→ Dataset rows:

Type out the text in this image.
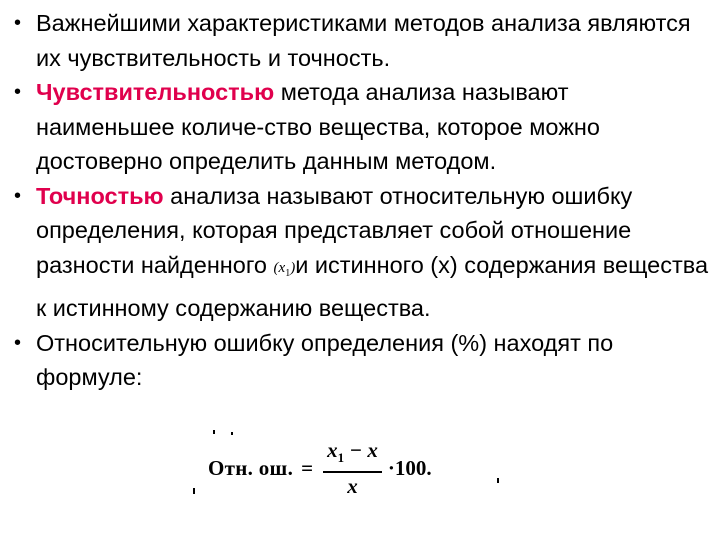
• Важнейшими характеристиками методов анализа являются их чувствительность и точность.
• Чувствительностью метода анализа называют наименьшее количе-ство вещества, которое можно достоверно определить данным методом.
• Точностью анализа называют относительную ошибку определения, которая представляет собой отношение разности найденного $(x_1)и$ истинного (x) содержания вещества к истинному содержанию вещества.
• Относительную ошибку определения (%) находят по формуле:
Отн. ош. = $\frac{x_1 - x}{x} \cdot 100$.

→ What to do:
Transcribe all entries above exactly. Drop the pictures.

→ In response:
Type out the text in this image.
• Важнейшими характеристиками методов анализа являются их чувствительность и точность.
• Чувствительностью метода анализа называют наименьшее количе-ство вещества, которое можно достоверно определить данным методом.
• Точностью анализа называют относительную ошибку определения, которая представляет собой отношение разности найденного $(x_1)и$ истинного (x) содержания вещества к истинному содержанию вещества.
• Относительную ошибку определения (%) находят по формуле:
Отн. ош. = $\frac{x_1 - x}{x} \cdot 100$.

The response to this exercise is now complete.